Given task >> Copy every line in which the string "screenshot" occurs.

**** The records

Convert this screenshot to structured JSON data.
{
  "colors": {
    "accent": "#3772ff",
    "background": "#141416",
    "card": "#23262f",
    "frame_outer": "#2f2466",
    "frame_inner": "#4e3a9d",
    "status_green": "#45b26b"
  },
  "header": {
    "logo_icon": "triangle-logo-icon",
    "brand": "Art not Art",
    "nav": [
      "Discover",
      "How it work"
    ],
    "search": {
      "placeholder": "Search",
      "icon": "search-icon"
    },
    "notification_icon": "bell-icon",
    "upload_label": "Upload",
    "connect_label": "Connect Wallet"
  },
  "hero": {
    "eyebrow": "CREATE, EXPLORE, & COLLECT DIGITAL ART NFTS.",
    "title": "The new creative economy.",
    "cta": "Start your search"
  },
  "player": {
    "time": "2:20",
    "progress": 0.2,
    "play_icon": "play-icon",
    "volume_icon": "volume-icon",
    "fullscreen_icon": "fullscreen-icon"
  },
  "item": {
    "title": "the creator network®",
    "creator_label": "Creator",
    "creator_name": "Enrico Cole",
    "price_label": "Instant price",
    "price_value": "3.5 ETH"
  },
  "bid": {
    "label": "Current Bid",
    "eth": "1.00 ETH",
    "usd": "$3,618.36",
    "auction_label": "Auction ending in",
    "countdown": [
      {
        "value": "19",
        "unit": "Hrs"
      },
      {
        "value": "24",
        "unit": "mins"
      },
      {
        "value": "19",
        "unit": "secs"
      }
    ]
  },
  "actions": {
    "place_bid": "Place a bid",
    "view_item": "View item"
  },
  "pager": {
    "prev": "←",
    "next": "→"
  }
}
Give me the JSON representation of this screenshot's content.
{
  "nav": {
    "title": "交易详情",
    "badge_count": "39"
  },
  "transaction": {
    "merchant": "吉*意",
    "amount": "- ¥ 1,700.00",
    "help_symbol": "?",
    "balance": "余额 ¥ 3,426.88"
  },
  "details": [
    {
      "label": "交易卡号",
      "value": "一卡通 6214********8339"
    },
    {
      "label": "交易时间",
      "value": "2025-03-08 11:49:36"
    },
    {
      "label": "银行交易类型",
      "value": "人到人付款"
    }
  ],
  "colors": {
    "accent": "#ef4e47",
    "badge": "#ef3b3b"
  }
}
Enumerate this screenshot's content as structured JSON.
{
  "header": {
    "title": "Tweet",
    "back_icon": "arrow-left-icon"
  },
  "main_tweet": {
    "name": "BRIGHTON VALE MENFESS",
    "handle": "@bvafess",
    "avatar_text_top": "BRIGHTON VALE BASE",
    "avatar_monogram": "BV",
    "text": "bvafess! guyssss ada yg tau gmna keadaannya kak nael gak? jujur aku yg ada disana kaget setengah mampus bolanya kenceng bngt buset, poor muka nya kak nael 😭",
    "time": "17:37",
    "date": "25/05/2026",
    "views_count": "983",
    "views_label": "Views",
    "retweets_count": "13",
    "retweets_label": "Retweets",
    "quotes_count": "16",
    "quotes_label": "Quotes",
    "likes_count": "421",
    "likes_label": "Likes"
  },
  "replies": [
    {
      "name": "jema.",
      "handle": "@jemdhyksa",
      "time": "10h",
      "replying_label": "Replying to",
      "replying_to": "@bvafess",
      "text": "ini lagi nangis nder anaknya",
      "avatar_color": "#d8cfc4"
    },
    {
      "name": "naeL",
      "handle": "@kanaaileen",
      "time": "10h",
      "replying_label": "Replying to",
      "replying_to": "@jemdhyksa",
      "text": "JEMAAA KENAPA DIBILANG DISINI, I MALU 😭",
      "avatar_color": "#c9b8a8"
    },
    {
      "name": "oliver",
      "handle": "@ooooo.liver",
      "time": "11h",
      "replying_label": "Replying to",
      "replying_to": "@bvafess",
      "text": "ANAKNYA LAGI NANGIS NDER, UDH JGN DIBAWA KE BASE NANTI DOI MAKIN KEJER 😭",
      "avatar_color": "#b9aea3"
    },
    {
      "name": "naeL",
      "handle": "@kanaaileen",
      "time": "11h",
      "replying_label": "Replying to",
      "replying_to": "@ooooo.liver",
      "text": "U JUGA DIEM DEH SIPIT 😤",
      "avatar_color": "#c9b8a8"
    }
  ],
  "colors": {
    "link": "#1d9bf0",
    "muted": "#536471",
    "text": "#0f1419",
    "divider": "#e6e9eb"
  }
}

********

Expected answer >>
Convert this screenshot to structured JSON data.
Give me the JSON representation of this screenshot's content.
Enumerate this screenshot's content as structured JSON.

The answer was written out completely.